─── Input data

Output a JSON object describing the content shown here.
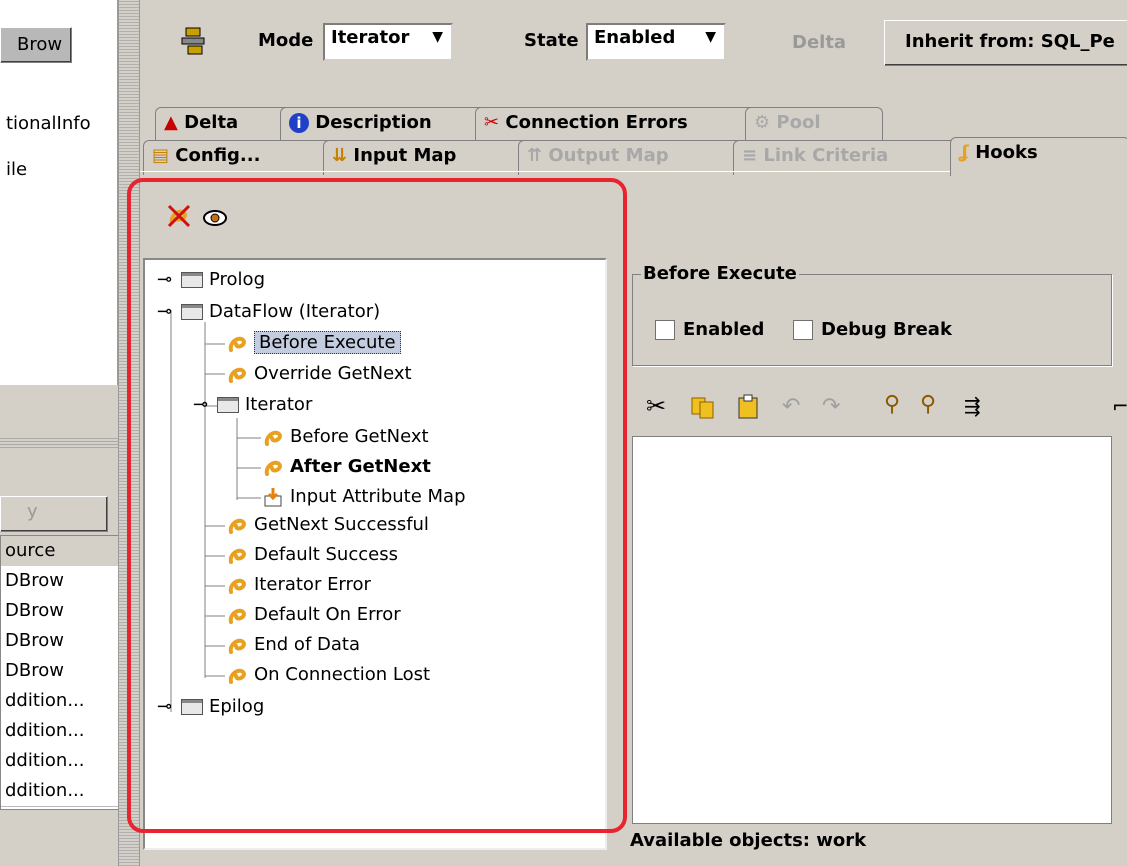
{
  "left_panel": {
    "top_button": "Brow",
    "items": [
      "tionalInfo",
      "ile"
    ],
    "tab_stub": "y",
    "table_header": "ource",
    "table_rows": [
      "DBrow",
      "DBrow",
      "DBrow",
      "DBrow",
      "ddition...",
      "ddition...",
      "ddition...",
      "ddition..."
    ]
  },
  "toolbar": {
    "mode_label": "Mode",
    "mode_value": "Iterator",
    "state_label": "State",
    "state_value": "Enabled",
    "delta_button": "Delta",
    "inherit_button": "Inherit from: SQL_Pe"
  },
  "tabs_row1": [
    "Delta",
    "Description",
    "Connection Errors",
    "Pool"
  ],
  "tabs_row2": [
    "Config...",
    "Input Map",
    "Output Map",
    "Link Criteria",
    "Hooks"
  ],
  "tree": {
    "prolog": "Prolog",
    "dataflow": "DataFlow (Iterator)",
    "before_execute": "Before Execute",
    "override_getnext": "Override GetNext",
    "iterator": "Iterator",
    "before_getnext": "Before GetNext",
    "after_getnext": "After GetNext",
    "input_attribute_map": "Input Attribute Map",
    "getnext_successful": "GetNext Successful",
    "default_success": "Default Success",
    "iterator_error": "Iterator Error",
    "default_on_error": "Default On Error",
    "end_of_data": "End of Data",
    "on_connection_lost": "On Connection Lost",
    "epilog": "Epilog"
  },
  "hook_panel": {
    "group_title": "Before Execute",
    "enabled_label": "Enabled",
    "debug_break_label": "Debug Break",
    "status_text": "Available objects: work"
  },
  "colors": {
    "highlight": "#e8242e",
    "panel_bg": "#d4d0c8",
    "selection_bg": "#c4cce0",
    "hook_icon": "#e8a020"
  }
}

──────

Each line of the data should be quoted exactly, with pictures left out.

◆ **Exercise output**
Output a JSON object describing the content shown here.
{
  "left_panel": {
    "top_button": "Brow",
    "items": [
      "tionalInfo",
      "ile"
    ],
    "tab_stub": "y",
    "table_header": "ource",
    "table_rows": [
      "DBrow",
      "DBrow",
      "DBrow",
      "DBrow",
      "ddition...",
      "ddition...",
      "ddition...",
      "ddition..."
    ]
  },
  "toolbar": {
    "mode_label": "Mode",
    "mode_value": "Iterator",
    "state_label": "State",
    "state_value": "Enabled",
    "delta_button": "Delta",
    "inherit_button": "Inherit from: SQL_Pe"
  },
  "tabs_row1": [
    "Delta",
    "Description",
    "Connection Errors",
    "Pool"
  ],
  "tabs_row2": [
    "Config...",
    "Input Map",
    "Output Map",
    "Link Criteria",
    "Hooks"
  ],
  "tree": {
    "prolog": "Prolog",
    "dataflow": "DataFlow (Iterator)",
    "before_execute": "Before Execute",
    "override_getnext": "Override GetNext",
    "iterator": "Iterator",
    "before_getnext": "Before GetNext",
    "after_getnext": "After GetNext",
    "input_attribute_map": "Input Attribute Map",
    "getnext_successful": "GetNext Successful",
    "default_success": "Default Success",
    "iterator_error": "Iterator Error",
    "default_on_error": "Default On Error",
    "end_of_data": "End of Data",
    "on_connection_lost": "On Connection Lost",
    "epilog": "Epilog"
  },
  "hook_panel": {
    "group_title": "Before Execute",
    "enabled_label": "Enabled",
    "debug_break_label": "Debug Break",
    "status_text": "Available objects: work"
  },
  "colors": {
    "highlight": "#e8242e",
    "panel_bg": "#d4d0c8",
    "selection_bg": "#c4cce0",
    "hook_icon": "#e8a020"
  }
}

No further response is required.